— start of RECORDED DATA —

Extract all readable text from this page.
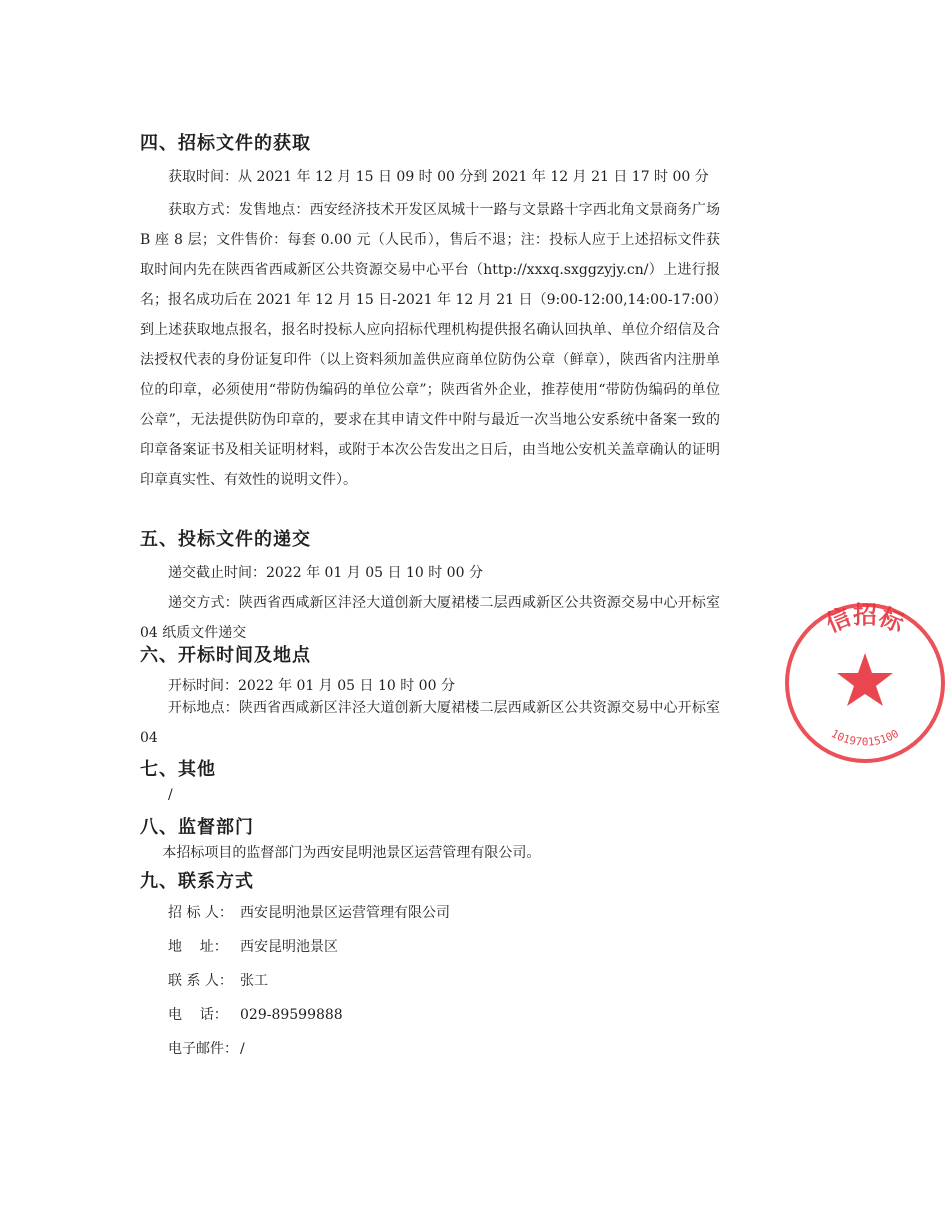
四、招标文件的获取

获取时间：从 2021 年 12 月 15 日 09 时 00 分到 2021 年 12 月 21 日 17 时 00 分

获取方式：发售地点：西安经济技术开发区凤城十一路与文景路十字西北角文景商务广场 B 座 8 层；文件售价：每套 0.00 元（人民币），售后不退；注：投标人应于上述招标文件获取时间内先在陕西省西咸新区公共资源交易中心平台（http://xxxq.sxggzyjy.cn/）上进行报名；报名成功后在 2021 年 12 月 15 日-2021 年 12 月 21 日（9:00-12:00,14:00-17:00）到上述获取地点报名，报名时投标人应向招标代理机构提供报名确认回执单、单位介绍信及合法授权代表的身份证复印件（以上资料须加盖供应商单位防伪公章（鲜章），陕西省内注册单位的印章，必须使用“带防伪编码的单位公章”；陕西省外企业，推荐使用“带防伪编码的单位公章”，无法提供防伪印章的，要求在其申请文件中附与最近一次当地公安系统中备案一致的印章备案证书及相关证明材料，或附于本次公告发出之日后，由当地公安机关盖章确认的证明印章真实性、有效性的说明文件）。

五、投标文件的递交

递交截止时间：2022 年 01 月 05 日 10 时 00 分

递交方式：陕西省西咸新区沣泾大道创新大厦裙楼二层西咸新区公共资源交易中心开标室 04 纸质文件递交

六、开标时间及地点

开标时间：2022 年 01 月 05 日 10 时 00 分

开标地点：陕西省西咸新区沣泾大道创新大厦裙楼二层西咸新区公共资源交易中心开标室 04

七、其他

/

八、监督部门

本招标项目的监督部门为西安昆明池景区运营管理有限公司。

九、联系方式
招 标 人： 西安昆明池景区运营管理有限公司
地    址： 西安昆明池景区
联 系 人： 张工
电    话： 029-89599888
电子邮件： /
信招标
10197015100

— end of RECORDED DATA —

Leave out the pictures and repeat everything else in the records exactly.

■ **SOLVED EXERCISE**:
Extract all readable text from this page.
四、招标文件的获取

获取时间：从 2021 年 12 月 15 日 09 时 00 分到 2021 年 12 月 21 日 17 时 00 分

获取方式：发售地点：西安经济技术开发区凤城十一路与文景路十字西北角文景商务广场 B 座 8 层；文件售价：每套 0.00 元（人民币），售后不退；注：投标人应于上述招标文件获取时间内先在陕西省西咸新区公共资源交易中心平台（http://xxxq.sxggzyjy.cn/）上进行报名；报名成功后在 2021 年 12 月 15 日-2021 年 12 月 21 日（9:00-12:00,14:00-17:00）到上述获取地点报名，报名时投标人应向招标代理机构提供报名确认回执单、单位介绍信及合法授权代表的身份证复印件（以上资料须加盖供应商单位防伪公章（鲜章），陕西省内注册单位的印章，必须使用“带防伪编码的单位公章”；陕西省外企业，推荐使用“带防伪编码的单位公章”，无法提供防伪印章的，要求在其申请文件中附与最近一次当地公安系统中备案一致的印章备案证书及相关证明材料，或附于本次公告发出之日后，由当地公安机关盖章确认的证明印章真实性、有效性的说明文件）。

五、投标文件的递交

递交截止时间：2022 年 01 月 05 日 10 时 00 分

递交方式：陕西省西咸新区沣泾大道创新大厦裙楼二层西咸新区公共资源交易中心开标室 04 纸质文件递交

六、开标时间及地点

开标时间：2022 年 01 月 05 日 10 时 00 分

开标地点：陕西省西咸新区沣泾大道创新大厦裙楼二层西咸新区公共资源交易中心开标室 04

七、其他

/

八、监督部门

本招标项目的监督部门为西安昆明池景区运营管理有限公司。

九、联系方式
招 标 人： 西安昆明池景区运营管理有限公司
地    址： 西安昆明池景区
联 系 人： 张工
电    话： 029-89599888
电子邮件： /
信招标
10197015100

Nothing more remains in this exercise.